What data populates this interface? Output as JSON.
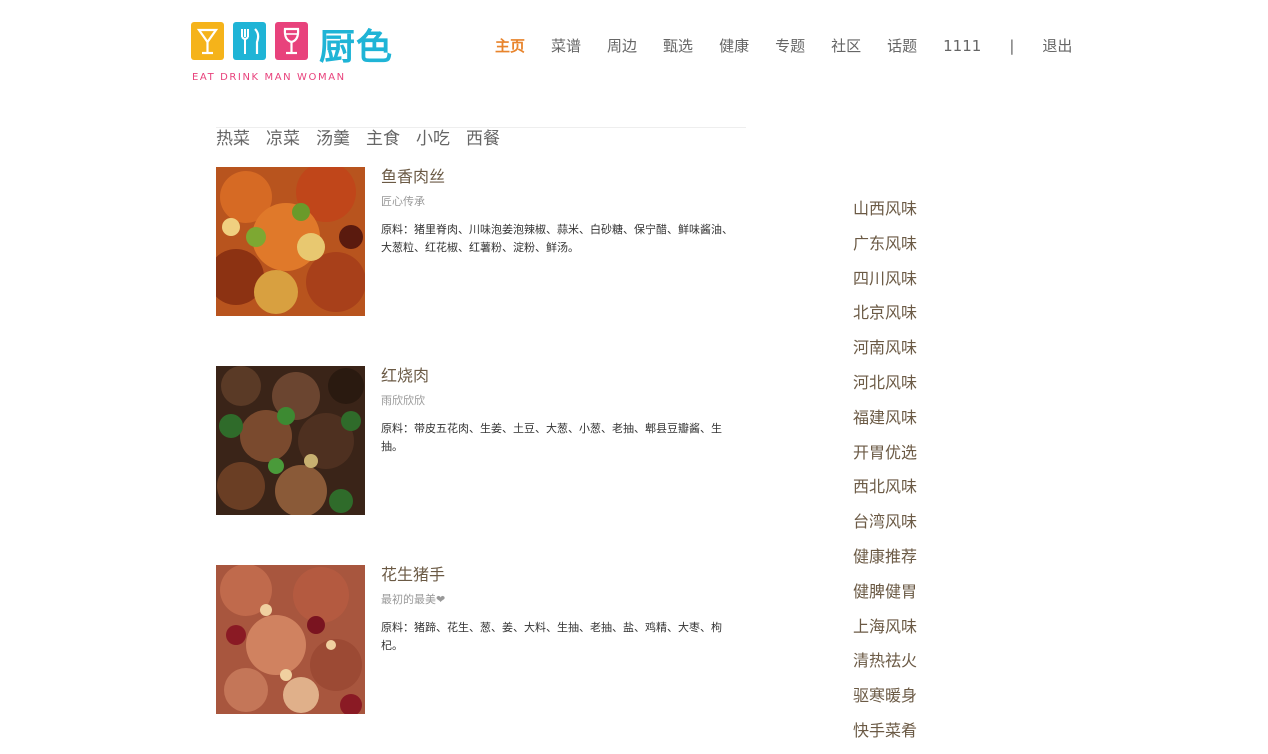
{
  "brand": {
    "name": "厨色",
    "slogan": "EAT DRINK MAN WOMAN",
    "colors": {
      "yellow": "#f5b31a",
      "cyan": "#1fb4d6",
      "pink": "#e8427c"
    },
    "icons": [
      "cocktail-glass-icon",
      "fork-knife-icon",
      "wine-glass-icon"
    ]
  },
  "nav": {
    "items": [
      {
        "label": "主页",
        "active": true
      },
      {
        "label": "菜谱"
      },
      {
        "label": "周边"
      },
      {
        "label": "甄选"
      },
      {
        "label": "健康"
      },
      {
        "label": "专题"
      },
      {
        "label": "社区"
      },
      {
        "label": "话题"
      },
      {
        "label": "1111"
      }
    ],
    "separator": "|",
    "logout": "退出",
    "active_color": "#e8842c"
  },
  "categories": [
    "热菜",
    "凉菜",
    "汤羹",
    "主食",
    "小吃",
    "西餐"
  ],
  "recipes": [
    {
      "title": "鱼香肉丝",
      "author": "匠心传承",
      "ingredients": "原料：猪里脊肉、川味泡姜泡辣椒、蒜米、白砂糖、保宁醋、鲜味酱油、大葱粒、红花椒、红薯粉、淀粉、鲜汤。"
    },
    {
      "title": "红烧肉",
      "author": "雨欣欣欣",
      "ingredients": "原料：带皮五花肉、生姜、土豆、大葱、小葱、老抽、郫县豆瓣酱、生抽。"
    },
    {
      "title": "花生猪手",
      "author": "最初的最美❤",
      "ingredients": "原料：猪蹄、花生、葱、姜、大料、生抽、老抽、盐、鸡精、大枣、枸杞。"
    }
  ],
  "flavors": [
    "山西风味",
    "广东风味",
    "四川风味",
    "北京风味",
    "河南风味",
    "河北风味",
    "福建风味",
    "开胃优选",
    "西北风味",
    "台湾风味",
    "健康推荐",
    "健脾健胃",
    "上海风味",
    "清热祛火",
    "驱寒暖身",
    "快手菜肴"
  ]
}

• [What is required] Show all lines in the entries above where the word "label" appears.

• [Task response]
        "label": "主页",
        "label": "菜谱"
        "label": "周边"
        "label": "甄选"
        "label": "健康"
        "label": "专题"
        "label": "社区"
        "label": "话题"
        "label": "1111"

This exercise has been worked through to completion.